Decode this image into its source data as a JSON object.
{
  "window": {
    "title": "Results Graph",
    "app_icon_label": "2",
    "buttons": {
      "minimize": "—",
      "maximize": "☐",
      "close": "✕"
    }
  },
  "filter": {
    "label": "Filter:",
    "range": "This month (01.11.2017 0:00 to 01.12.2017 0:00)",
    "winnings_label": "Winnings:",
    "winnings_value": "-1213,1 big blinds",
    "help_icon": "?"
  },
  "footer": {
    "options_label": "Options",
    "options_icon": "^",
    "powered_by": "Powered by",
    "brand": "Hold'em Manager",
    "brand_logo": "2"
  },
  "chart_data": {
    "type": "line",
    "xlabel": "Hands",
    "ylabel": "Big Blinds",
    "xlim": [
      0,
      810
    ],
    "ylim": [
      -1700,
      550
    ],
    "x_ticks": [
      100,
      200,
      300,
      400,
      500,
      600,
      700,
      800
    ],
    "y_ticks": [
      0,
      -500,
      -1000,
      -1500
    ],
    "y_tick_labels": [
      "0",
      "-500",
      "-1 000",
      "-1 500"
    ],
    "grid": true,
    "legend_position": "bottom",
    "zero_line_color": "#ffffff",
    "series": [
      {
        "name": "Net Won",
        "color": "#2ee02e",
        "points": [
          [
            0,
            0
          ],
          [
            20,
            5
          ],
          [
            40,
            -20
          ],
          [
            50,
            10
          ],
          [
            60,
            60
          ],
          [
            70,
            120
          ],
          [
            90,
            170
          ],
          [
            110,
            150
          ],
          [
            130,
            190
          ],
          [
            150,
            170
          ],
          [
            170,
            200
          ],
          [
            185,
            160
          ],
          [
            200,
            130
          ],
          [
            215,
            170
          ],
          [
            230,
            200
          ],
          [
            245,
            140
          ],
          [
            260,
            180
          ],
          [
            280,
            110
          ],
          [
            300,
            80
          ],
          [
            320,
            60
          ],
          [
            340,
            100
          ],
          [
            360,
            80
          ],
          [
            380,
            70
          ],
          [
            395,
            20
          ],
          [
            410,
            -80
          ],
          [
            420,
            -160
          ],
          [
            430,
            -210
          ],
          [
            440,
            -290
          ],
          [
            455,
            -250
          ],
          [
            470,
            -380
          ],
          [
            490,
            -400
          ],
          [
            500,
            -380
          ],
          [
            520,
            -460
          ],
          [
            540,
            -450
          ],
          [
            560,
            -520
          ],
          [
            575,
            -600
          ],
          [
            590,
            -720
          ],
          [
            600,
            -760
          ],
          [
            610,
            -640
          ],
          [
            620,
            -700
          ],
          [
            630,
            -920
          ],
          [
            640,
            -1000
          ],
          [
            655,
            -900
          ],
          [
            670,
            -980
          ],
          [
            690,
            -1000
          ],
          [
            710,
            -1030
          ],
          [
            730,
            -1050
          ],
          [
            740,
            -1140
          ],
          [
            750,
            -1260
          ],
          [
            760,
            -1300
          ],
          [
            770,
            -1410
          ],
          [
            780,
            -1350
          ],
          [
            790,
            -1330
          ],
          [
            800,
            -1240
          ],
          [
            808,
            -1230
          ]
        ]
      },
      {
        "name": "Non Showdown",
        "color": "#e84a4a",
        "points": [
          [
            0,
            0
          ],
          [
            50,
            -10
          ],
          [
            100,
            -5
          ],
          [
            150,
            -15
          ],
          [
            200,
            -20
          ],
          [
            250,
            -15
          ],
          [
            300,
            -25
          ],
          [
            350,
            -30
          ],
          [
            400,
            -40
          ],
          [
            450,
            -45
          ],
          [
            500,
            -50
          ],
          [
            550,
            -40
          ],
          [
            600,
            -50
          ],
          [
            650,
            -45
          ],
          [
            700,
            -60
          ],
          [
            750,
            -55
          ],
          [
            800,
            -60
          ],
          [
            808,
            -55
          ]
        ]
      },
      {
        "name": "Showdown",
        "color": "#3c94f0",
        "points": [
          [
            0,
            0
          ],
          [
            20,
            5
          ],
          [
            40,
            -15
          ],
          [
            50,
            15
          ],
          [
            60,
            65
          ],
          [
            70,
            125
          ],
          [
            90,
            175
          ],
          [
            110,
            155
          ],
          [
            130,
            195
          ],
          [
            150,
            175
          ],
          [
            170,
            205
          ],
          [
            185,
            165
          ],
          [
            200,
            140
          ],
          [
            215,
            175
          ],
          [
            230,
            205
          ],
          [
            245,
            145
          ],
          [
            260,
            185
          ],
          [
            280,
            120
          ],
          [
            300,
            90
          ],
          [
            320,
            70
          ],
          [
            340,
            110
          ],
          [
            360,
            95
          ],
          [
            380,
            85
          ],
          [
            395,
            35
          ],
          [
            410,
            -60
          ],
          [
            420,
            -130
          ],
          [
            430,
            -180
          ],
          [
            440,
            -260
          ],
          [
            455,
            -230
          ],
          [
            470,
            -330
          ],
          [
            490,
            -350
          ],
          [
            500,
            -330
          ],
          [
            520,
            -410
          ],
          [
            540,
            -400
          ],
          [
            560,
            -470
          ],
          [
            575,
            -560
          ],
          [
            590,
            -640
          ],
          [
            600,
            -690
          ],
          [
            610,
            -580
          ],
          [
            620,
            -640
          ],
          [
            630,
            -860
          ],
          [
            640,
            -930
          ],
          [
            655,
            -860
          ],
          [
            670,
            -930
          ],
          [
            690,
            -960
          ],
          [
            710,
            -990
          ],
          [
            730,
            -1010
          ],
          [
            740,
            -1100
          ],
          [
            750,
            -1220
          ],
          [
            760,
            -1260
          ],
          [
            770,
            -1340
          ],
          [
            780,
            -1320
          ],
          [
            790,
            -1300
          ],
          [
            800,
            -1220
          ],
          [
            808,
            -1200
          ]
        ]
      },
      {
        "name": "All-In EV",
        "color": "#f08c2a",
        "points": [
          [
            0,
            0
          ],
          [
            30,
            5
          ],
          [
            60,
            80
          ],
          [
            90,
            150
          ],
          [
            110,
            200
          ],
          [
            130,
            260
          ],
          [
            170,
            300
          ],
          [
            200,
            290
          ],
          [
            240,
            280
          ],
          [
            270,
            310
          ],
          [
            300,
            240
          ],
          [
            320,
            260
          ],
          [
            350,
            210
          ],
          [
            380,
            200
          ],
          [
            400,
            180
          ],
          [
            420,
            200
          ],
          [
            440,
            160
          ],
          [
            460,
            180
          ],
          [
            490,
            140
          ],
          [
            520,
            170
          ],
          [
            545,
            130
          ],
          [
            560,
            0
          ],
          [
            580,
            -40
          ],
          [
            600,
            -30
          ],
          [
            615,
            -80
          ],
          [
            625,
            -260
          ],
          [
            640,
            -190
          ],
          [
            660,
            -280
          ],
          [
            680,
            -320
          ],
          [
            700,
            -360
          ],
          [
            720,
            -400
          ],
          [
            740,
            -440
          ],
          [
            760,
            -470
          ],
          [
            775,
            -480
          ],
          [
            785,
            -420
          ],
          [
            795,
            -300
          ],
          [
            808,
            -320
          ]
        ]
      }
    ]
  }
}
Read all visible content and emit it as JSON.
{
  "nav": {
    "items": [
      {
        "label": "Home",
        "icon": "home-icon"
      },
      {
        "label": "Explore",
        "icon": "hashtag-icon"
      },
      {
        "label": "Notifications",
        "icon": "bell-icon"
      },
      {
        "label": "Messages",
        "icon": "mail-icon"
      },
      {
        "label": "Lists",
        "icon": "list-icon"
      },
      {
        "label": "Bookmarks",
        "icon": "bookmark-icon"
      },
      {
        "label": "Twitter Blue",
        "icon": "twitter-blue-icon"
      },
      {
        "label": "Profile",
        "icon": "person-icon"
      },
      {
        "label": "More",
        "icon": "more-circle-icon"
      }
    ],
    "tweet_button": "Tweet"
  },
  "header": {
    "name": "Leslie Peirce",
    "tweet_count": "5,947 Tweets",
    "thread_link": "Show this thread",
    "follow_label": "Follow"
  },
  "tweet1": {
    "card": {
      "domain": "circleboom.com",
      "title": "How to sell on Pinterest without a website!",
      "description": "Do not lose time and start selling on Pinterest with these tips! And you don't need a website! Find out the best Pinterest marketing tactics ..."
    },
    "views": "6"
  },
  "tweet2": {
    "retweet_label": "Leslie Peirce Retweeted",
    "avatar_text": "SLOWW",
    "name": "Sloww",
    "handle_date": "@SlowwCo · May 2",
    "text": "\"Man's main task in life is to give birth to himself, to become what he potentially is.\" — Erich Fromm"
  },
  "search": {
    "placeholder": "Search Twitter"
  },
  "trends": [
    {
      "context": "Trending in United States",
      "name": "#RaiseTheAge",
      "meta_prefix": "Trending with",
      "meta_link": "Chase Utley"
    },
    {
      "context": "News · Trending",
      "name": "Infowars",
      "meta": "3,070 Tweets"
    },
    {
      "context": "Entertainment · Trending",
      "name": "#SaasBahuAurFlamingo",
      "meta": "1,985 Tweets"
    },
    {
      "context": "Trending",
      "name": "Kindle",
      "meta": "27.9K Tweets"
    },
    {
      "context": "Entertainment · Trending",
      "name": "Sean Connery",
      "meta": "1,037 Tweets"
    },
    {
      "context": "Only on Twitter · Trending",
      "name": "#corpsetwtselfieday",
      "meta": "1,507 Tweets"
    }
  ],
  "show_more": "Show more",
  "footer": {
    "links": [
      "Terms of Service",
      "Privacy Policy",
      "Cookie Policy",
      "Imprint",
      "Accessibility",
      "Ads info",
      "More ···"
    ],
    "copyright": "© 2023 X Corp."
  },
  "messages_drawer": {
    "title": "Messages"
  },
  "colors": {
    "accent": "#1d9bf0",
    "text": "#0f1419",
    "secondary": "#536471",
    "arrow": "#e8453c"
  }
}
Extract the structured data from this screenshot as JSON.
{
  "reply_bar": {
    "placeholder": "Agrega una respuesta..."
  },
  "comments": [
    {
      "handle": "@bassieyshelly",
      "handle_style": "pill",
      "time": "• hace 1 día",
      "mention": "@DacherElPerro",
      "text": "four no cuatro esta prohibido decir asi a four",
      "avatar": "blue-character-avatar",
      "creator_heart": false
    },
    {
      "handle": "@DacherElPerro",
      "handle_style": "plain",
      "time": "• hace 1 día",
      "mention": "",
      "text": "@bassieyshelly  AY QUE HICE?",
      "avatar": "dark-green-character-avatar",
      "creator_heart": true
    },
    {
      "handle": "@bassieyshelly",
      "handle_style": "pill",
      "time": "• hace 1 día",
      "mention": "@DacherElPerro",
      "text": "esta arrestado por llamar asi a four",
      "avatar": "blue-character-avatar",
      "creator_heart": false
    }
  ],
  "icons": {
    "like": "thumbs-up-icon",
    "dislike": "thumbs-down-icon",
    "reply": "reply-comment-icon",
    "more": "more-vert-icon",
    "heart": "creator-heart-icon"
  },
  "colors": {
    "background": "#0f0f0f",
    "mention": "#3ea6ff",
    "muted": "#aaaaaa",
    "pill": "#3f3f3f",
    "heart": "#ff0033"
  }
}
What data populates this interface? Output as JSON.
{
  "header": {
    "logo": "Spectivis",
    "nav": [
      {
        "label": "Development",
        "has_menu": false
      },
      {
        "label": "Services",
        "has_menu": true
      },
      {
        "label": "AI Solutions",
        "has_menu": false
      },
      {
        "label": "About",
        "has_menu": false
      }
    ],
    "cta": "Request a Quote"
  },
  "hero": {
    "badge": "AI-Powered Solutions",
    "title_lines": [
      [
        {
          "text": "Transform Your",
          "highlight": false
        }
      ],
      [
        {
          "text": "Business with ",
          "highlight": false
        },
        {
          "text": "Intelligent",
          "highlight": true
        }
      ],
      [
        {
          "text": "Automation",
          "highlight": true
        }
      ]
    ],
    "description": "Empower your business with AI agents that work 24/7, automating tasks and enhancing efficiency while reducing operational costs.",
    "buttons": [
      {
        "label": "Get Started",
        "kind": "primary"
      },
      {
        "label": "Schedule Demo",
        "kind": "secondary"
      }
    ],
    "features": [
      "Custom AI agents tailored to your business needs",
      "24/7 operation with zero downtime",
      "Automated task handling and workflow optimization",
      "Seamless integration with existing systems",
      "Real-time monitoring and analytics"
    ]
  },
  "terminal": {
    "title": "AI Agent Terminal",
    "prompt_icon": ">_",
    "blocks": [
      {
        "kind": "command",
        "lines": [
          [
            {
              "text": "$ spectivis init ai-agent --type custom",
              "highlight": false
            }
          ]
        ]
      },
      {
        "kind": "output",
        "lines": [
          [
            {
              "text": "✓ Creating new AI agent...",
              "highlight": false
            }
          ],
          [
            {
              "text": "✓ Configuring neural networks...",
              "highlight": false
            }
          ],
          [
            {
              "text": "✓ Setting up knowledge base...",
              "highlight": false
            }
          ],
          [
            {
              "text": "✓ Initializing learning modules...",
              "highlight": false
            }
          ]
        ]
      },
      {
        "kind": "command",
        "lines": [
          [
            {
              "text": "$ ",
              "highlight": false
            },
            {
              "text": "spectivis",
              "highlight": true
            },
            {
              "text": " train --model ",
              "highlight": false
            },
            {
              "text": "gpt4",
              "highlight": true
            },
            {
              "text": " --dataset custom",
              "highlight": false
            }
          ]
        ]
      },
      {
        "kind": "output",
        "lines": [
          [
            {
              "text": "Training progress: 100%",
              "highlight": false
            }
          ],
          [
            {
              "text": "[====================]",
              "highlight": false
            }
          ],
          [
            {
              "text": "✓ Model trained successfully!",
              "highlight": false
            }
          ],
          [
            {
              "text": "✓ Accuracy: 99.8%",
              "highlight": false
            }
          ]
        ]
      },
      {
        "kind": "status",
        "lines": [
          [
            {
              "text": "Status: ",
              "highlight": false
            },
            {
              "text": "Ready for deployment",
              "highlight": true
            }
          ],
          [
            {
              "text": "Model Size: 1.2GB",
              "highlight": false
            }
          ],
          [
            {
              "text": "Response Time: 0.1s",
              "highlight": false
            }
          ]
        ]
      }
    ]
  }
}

— The task —
Search the data for "thumbs" and list every line in which it occurs.

— The reply —
    "like": "thumbs-up-icon",
    "dislike": "thumbs-down-icon",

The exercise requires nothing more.